-- START OF Records to process --

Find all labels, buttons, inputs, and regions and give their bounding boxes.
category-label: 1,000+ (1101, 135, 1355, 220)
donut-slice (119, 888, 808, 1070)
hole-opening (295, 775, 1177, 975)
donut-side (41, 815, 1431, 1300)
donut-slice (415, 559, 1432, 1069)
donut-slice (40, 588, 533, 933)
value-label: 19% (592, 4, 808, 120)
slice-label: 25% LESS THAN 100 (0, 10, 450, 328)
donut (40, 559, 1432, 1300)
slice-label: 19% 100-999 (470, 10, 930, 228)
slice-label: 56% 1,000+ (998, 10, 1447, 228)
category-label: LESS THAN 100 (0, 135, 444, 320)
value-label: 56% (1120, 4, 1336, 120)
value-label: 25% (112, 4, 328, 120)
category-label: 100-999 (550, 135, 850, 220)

-- END OF Records to process --

Can you retype every one of the rows above character for character, without changing anything?

• _Full answer_:
Find all labels, buttons, inputs, and regions and give their bounding boxes.
category-label: 1,000+ (1101, 135, 1355, 220)
donut-slice (119, 888, 808, 1070)
hole-opening (295, 775, 1177, 975)
donut-side (41, 815, 1431, 1300)
donut-slice (415, 559, 1432, 1069)
donut-slice (40, 588, 533, 933)
value-label: 19% (592, 4, 808, 120)
slice-label: 25% LESS THAN 100 (0, 10, 450, 328)
donut (40, 559, 1432, 1300)
slice-label: 19% 100-999 (470, 10, 930, 228)
slice-label: 56% 1,000+ (998, 10, 1447, 228)
category-label: LESS THAN 100 (0, 135, 444, 320)
value-label: 56% (1120, 4, 1336, 120)
value-label: 25% (112, 4, 328, 120)
category-label: 100-999 (550, 135, 850, 220)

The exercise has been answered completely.